*** Begin section ***
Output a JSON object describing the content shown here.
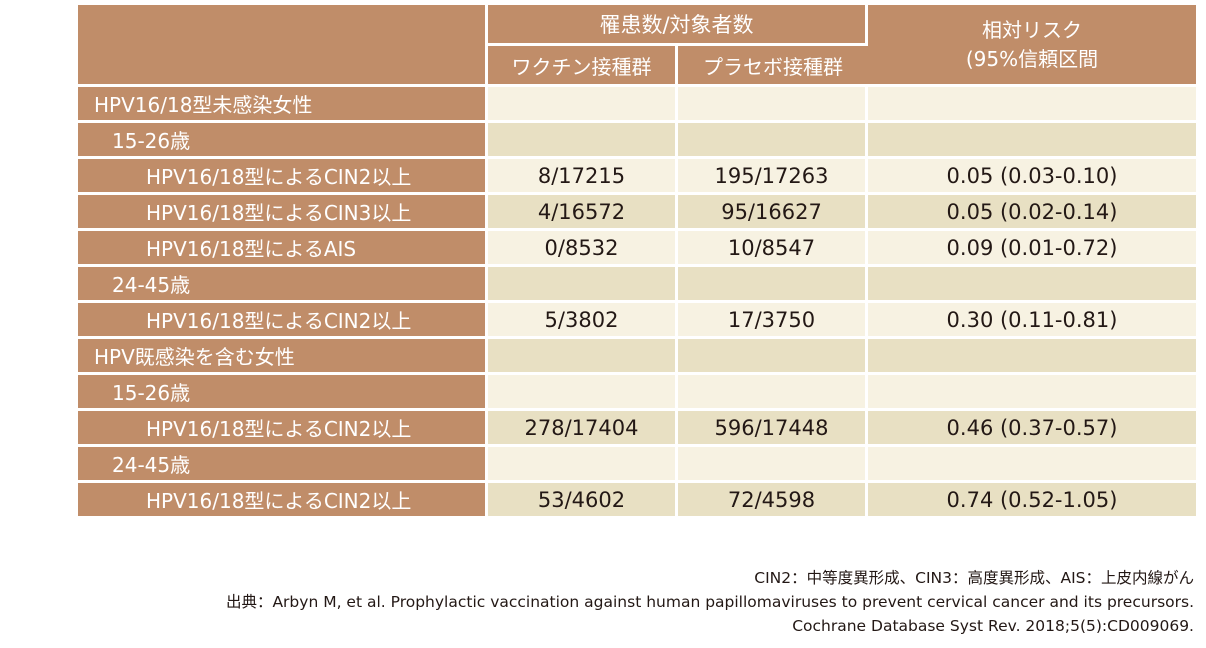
{
  "header": {
    "group_label": "罹患数/対象者数",
    "vaccine_label": "ワクチン接種群",
    "placebo_label": "プラセボ接種群",
    "risk_label_line1": "相対リスク",
    "risk_label_line2": "(95%信頼区間"
  },
  "rows": [
    {
      "label": "HPV16/18型未感染女性",
      "level": 0,
      "vaccine": "",
      "placebo": "",
      "risk": "",
      "shade": "light"
    },
    {
      "label": "15-26歳",
      "level": 1,
      "vaccine": "",
      "placebo": "",
      "risk": "",
      "shade": "dark"
    },
    {
      "label": "HPV16/18型によるCIN2以上",
      "level": 2,
      "vaccine": "8/17215",
      "placebo": "195/17263",
      "risk": "0.05 (0.03-0.10)",
      "shade": "light"
    },
    {
      "label": "HPV16/18型によるCIN3以上",
      "level": 2,
      "vaccine": "4/16572",
      "placebo": "95/16627",
      "risk": "0.05 (0.02-0.14)",
      "shade": "dark"
    },
    {
      "label": "HPV16/18型によるAIS",
      "level": 2,
      "vaccine": "0/8532",
      "placebo": "10/8547",
      "risk": "0.09 (0.01-0.72)",
      "shade": "light"
    },
    {
      "label": "24-45歳",
      "level": 1,
      "vaccine": "",
      "placebo": "",
      "risk": "",
      "shade": "dark"
    },
    {
      "label": "HPV16/18型によるCIN2以上",
      "level": 2,
      "vaccine": "5/3802",
      "placebo": "17/3750",
      "risk": "0.30 (0.11-0.81)",
      "shade": "light"
    },
    {
      "label": "HPV既感染を含む女性",
      "level": 0,
      "vaccine": "",
      "placebo": "",
      "risk": "",
      "shade": "dark"
    },
    {
      "label": "15-26歳",
      "level": 1,
      "vaccine": "",
      "placebo": "",
      "risk": "",
      "shade": "light"
    },
    {
      "label": "HPV16/18型によるCIN2以上",
      "level": 2,
      "vaccine": "278/17404",
      "placebo": "596/17448",
      "risk": "0.46 (0.37-0.57)",
      "shade": "dark"
    },
    {
      "label": "24-45歳",
      "level": 1,
      "vaccine": "",
      "placebo": "",
      "risk": "",
      "shade": "light"
    },
    {
      "label": "HPV16/18型によるCIN2以上",
      "level": 2,
      "vaccine": "53/4602",
      "placebo": "72/4598",
      "risk": "0.74 (0.52-1.05)",
      "shade": "dark"
    }
  ],
  "notes": {
    "abbreviations": "CIN2：中等度異形成、CIN3：高度異形成、AIS：上皮内線がん",
    "source_line1": "出典：Arbyn M, et al. Prophylactic vaccination against human papillomaviruses to prevent cervical cancer and its precursors.",
    "source_line2": "Cochrane Database Syst Rev. 2018;5(5):CD009069."
  },
  "colors": {
    "header_bg": "#c08d69",
    "row_light": "#f7f2e2",
    "row_dark": "#e8e0c3",
    "text": "#231815"
  }
}
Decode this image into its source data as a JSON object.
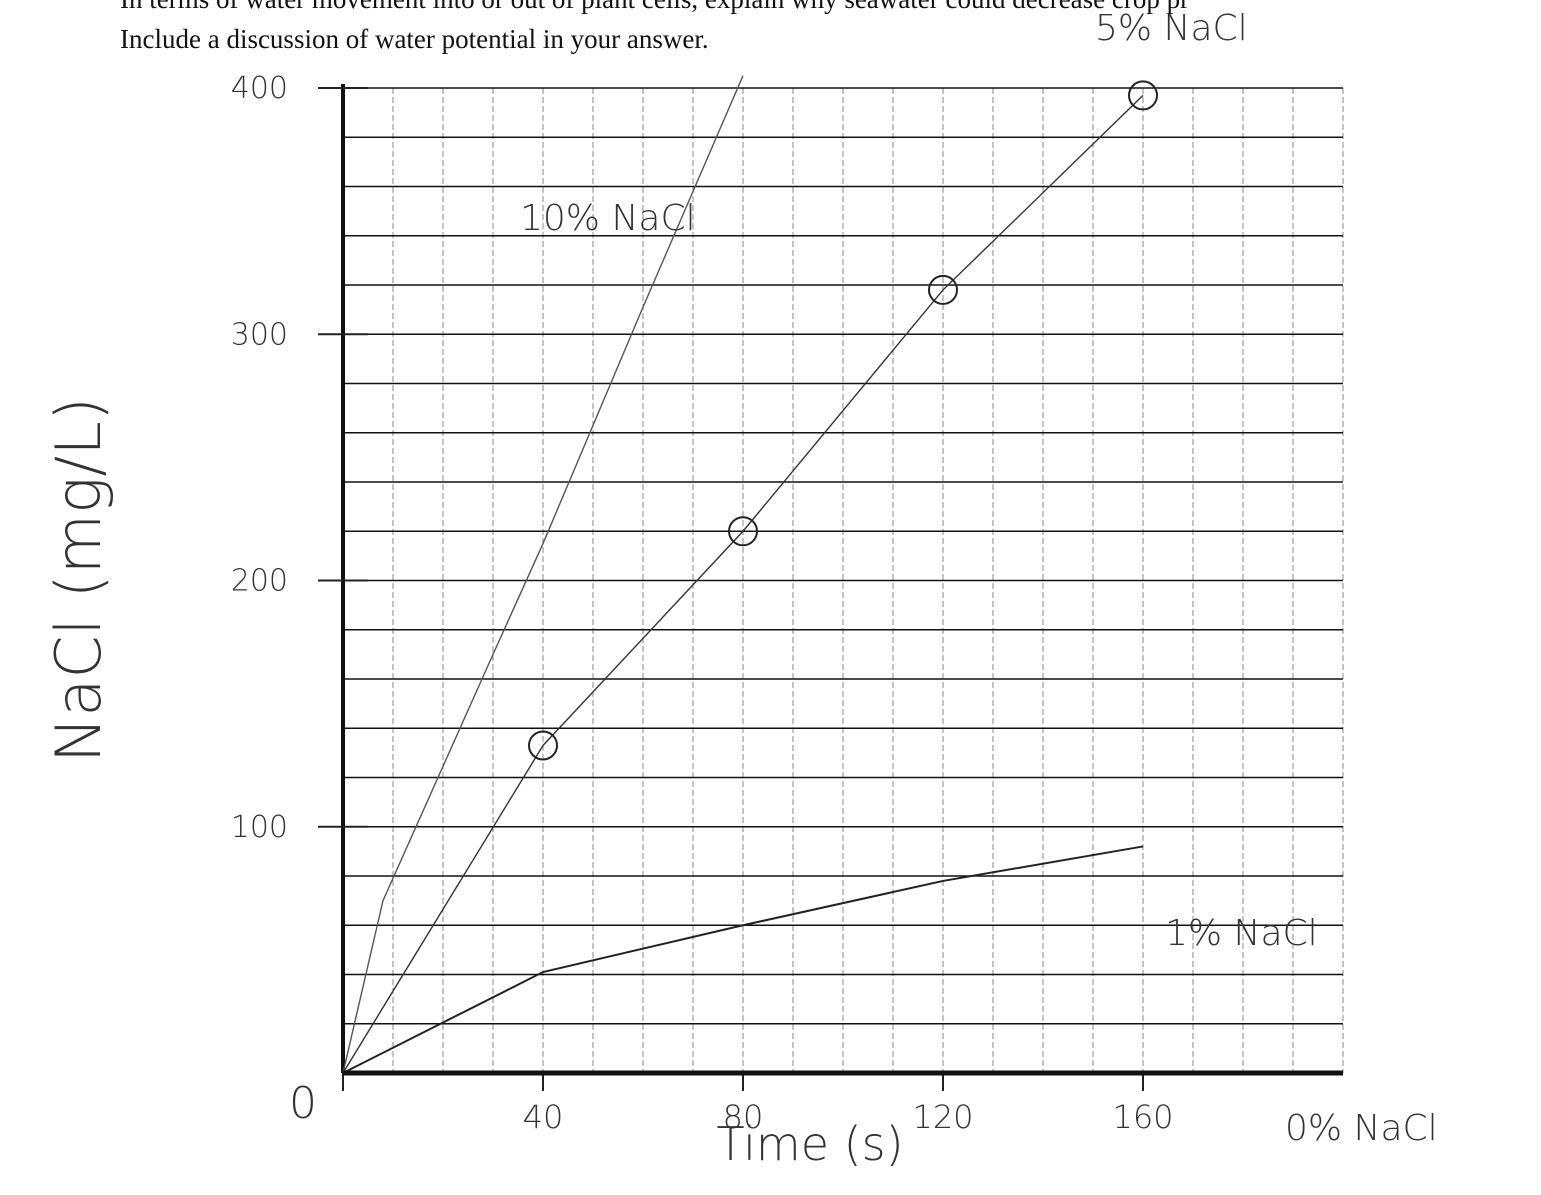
{
  "header": {
    "lines": [
      "In terms of water movement into or out of plant cells, explain why seawater could decrease crop pr",
      "Include a discussion of water potential in your answer."
    ]
  },
  "chart_data": {
    "type": "line",
    "xlabel": "Time (s)",
    "ylabel": "NaCl (mg/L)",
    "xlim": [
      0,
      200
    ],
    "ylim": [
      0,
      400
    ],
    "xticks": [
      0,
      40,
      80,
      120,
      160
    ],
    "yticks": [
      100,
      200,
      300,
      400
    ],
    "x_gridlines": [
      10,
      20,
      30,
      40,
      50,
      60,
      70,
      80,
      90,
      100,
      110,
      120,
      130,
      140,
      150,
      160,
      170,
      180,
      190,
      200
    ],
    "y_gridlines": [
      20,
      40,
      60,
      80,
      100,
      120,
      140,
      160,
      180,
      200,
      220,
      240,
      260,
      280,
      300,
      320,
      340,
      360,
      380,
      400
    ],
    "series": [
      {
        "name": "10% NaCl",
        "color": "#555555",
        "x": [
          0,
          8,
          30,
          40,
          60,
          80
        ],
        "values": [
          0,
          70,
          170,
          215,
          311,
          405
        ]
      },
      {
        "name": "5% NaCl",
        "color": "#333333",
        "x": [
          0,
          40,
          80,
          120,
          160
        ],
        "values": [
          0,
          133,
          220,
          318,
          397
        ],
        "markers": true
      },
      {
        "name": "1% NaCl",
        "color": "#222222",
        "x": [
          0,
          40,
          80,
          120,
          160
        ],
        "values": [
          0,
          41,
          60,
          78,
          92
        ]
      },
      {
        "name": "0% NaCl",
        "color": "#111111",
        "x": [
          0,
          200
        ],
        "values": [
          0,
          0
        ]
      }
    ]
  }
}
*** End section ***
What you have to do: Determine the number of lines in the entries above where the string "JSON" appears. Answer with the number alone.

Output for this task: 2